Dataset records:
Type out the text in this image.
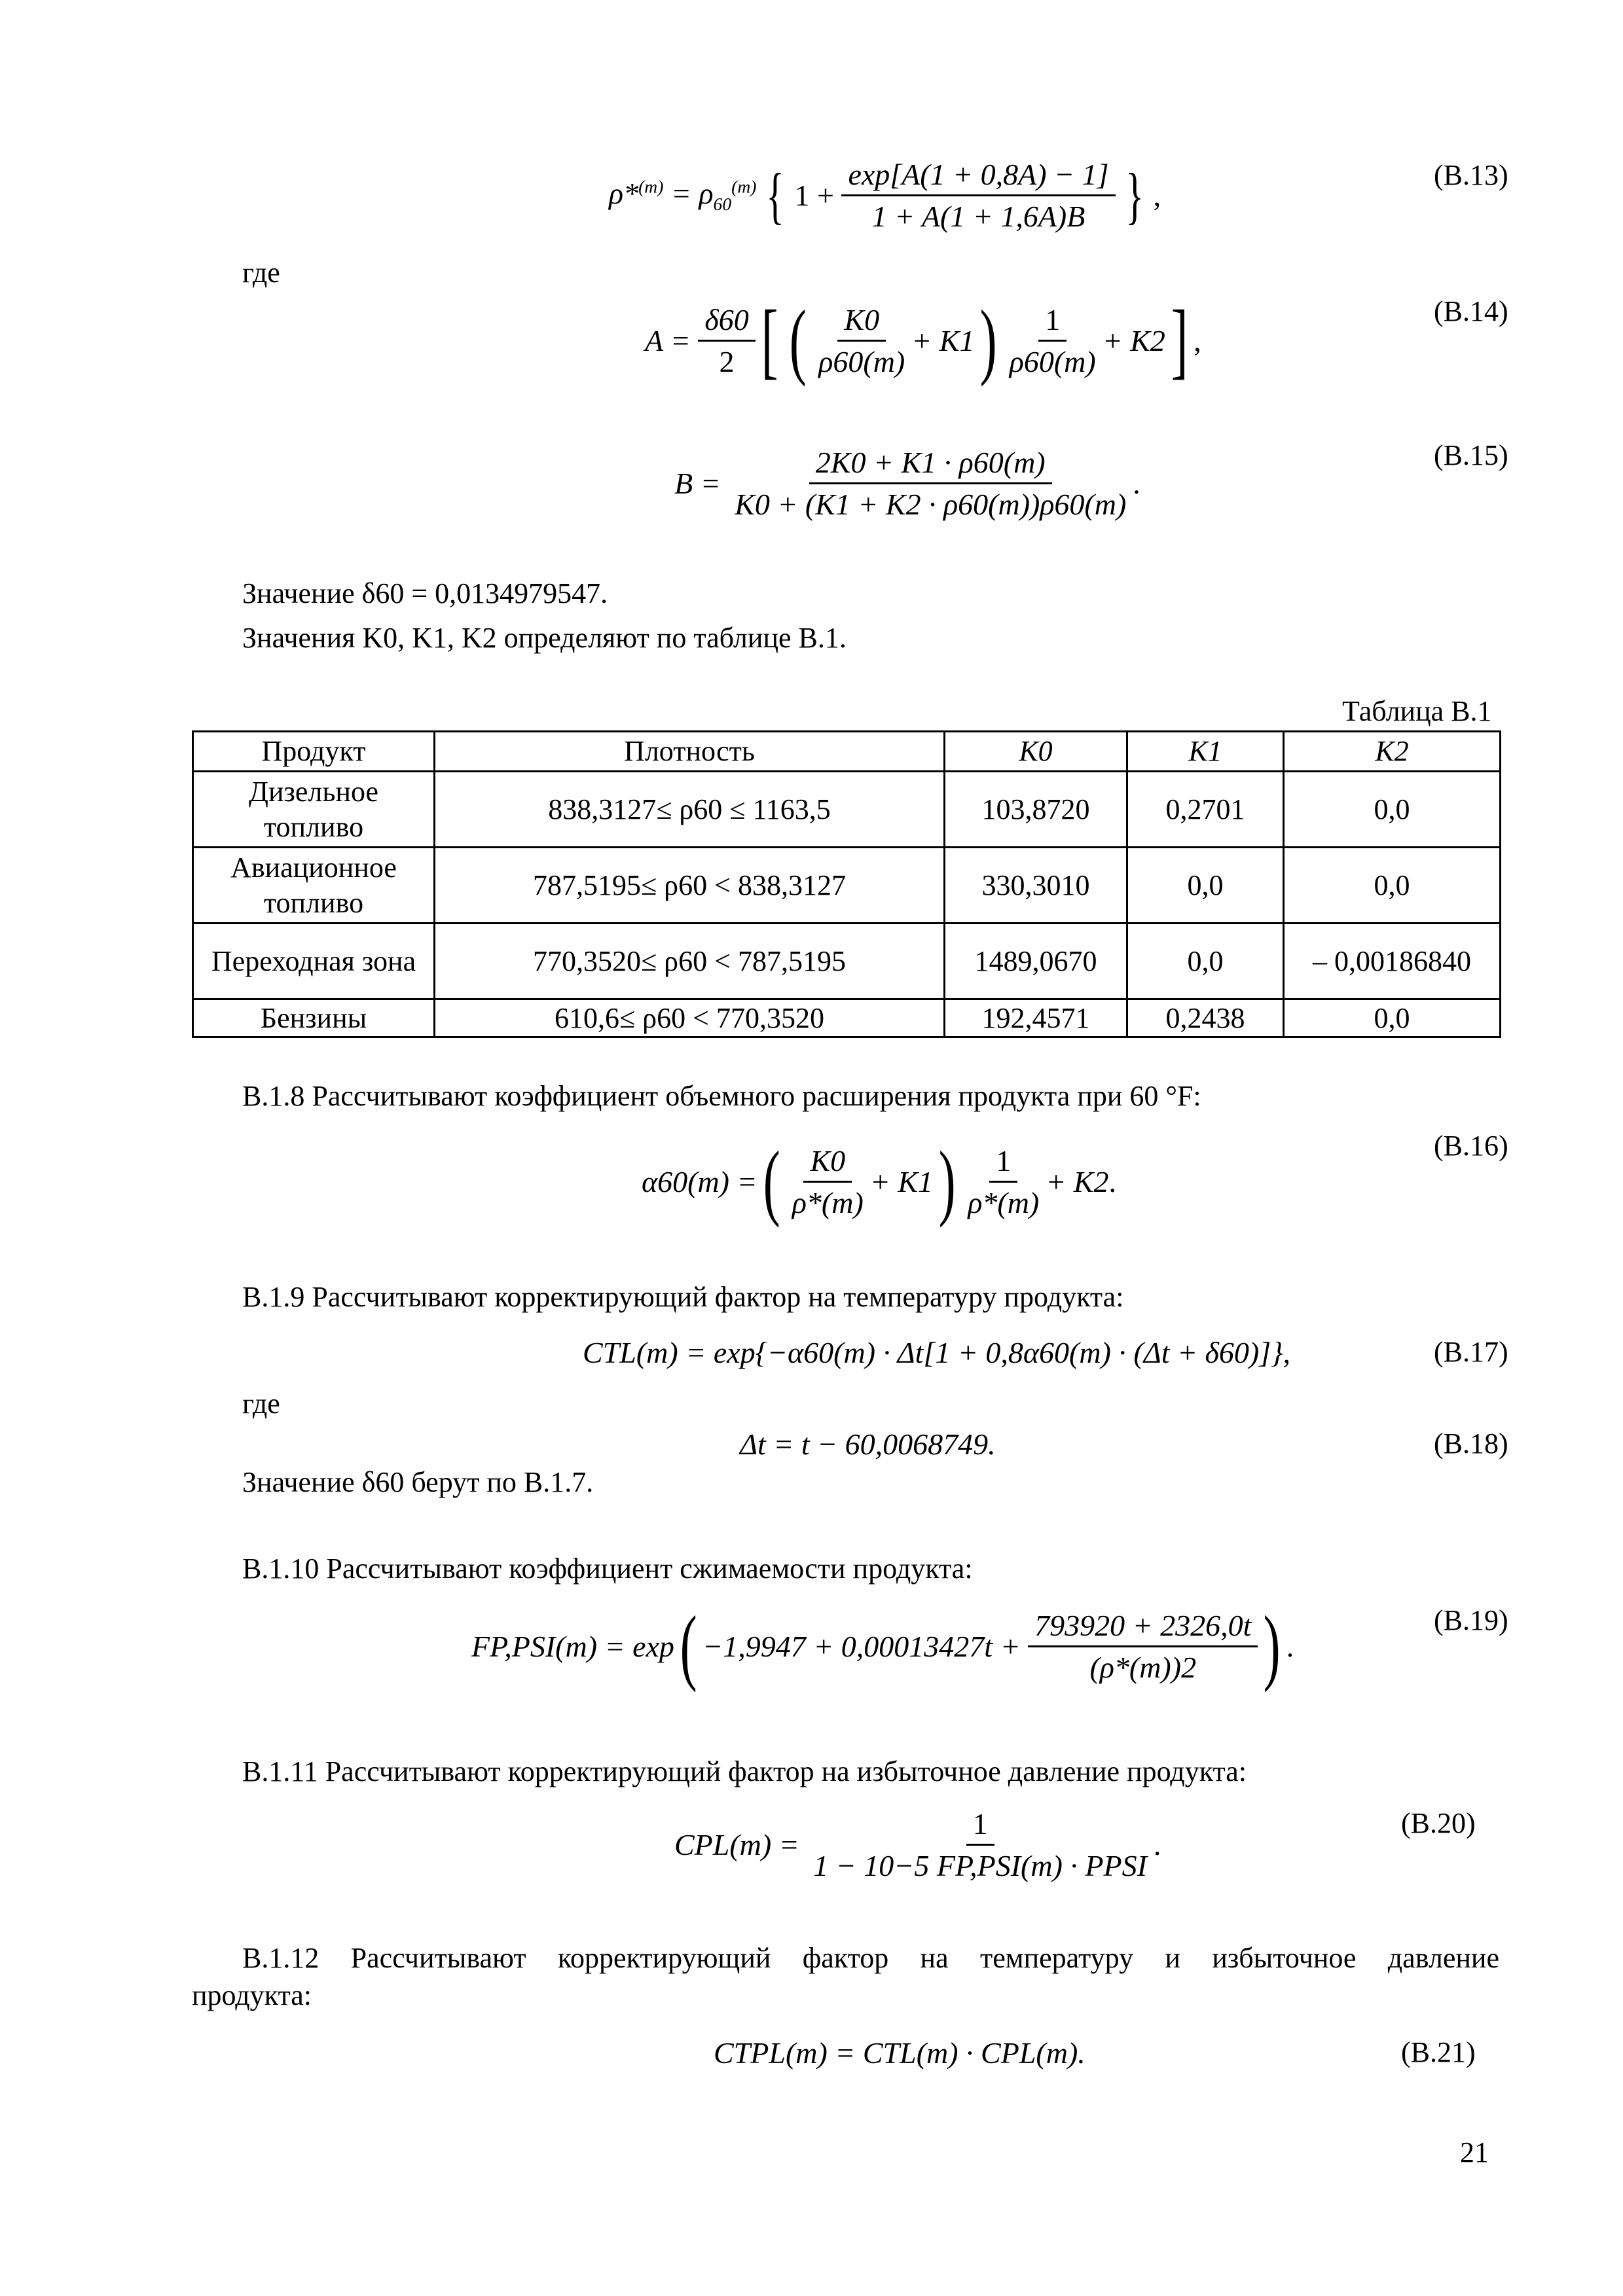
$\rho*^{(m)} = \rho_{60}^{(m)}$ { $1 + \frac{\exp[A(1 + 0,8A) - 1]}{1 + A(1 + 1,6A)B}$ } ,
(В.13)
где
A =
$\frac{\delta 60}{2}$ [ ( $\frac{K0}{\rho 60(m)} + K1$ ) $\frac{1}{\rho 60(m)} + K2$ ] ,
(В.14)
B =
$\frac{2K0 + K1 \cdot \rho 60(m)}{K0 + (K1 + K2 \cdot \rho 60(m))\rho 60(m)}$ .
(В.15)
Значение δ60 = 0,0134979547.
Значения K0, K1, K2 определяют по таблице В.1.
Таблица В.1
Продукт	Плотность	K0	K1	K2
Дизельное топливо	838,3127≤ ρ60 ≤ 1163,5	103,8720	0,2701	0,0
Авиационное топливо	787,5195≤ ρ60 < 838,3127	330,3010	0,0	0,0
Переходная зона	770,3520≤ ρ60 < 787,5195	1489,0670	0,0	– 0,00186840
Бензины	610,6≤ ρ60 < 770,3520	192,4571	0,2438	0,0
В.1.8 Рассчитывают коэффициент объемного расширения продукта при 60 °F:
α60(m) = ( $\frac{K0}{\rho*(m)} + K1$ ) $\frac{1}{\rho*(m)} + K2$ .
(В.16)
В.1.9 Рассчитывают корректирующий фактор на температуру продукта:
CTL(m) = exp{−α60(m) · Δt[1 + 0,8α60(m) · (Δt + δ60)]},	(В.17)
где
Δt = t − 60,0068749.	(В.18)
Значение δ60 берут по В.1.7.
В.1.10 Рассчитывают коэффициент сжимаемости продукта:
FP,PSI(m) = exp ( −1,9947 + 0,00013427t +
$\frac{793920 + 2326,0t}{(\rho*(m))2}$ ) .
(В.19)
В.1.11 Рассчитывают корректирующий фактор на избыточное давление продукта:
CPL(m) =
$\frac{1}{\text{1 − 10−5 FP,PSI(m) · PPSI}}$ .
(В.20)
В.1.12 Рассчитывают корректирующий фактор на температуру и избыточное давление
продукта:
CTPL(m) = CTL(m) · CPL(m).	(В.21)
21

What you should do: In the records above, locate the lines holding the word "топливо". Copy each of them.

Correct answer:
Дизельное топливо	838,3127≤ ρ60 ≤ 1163,5	103,8720	0,2701	0,0
Авиационное топливо	787,5195≤ ρ60 < 838,3127	330,3010	0,0	0,0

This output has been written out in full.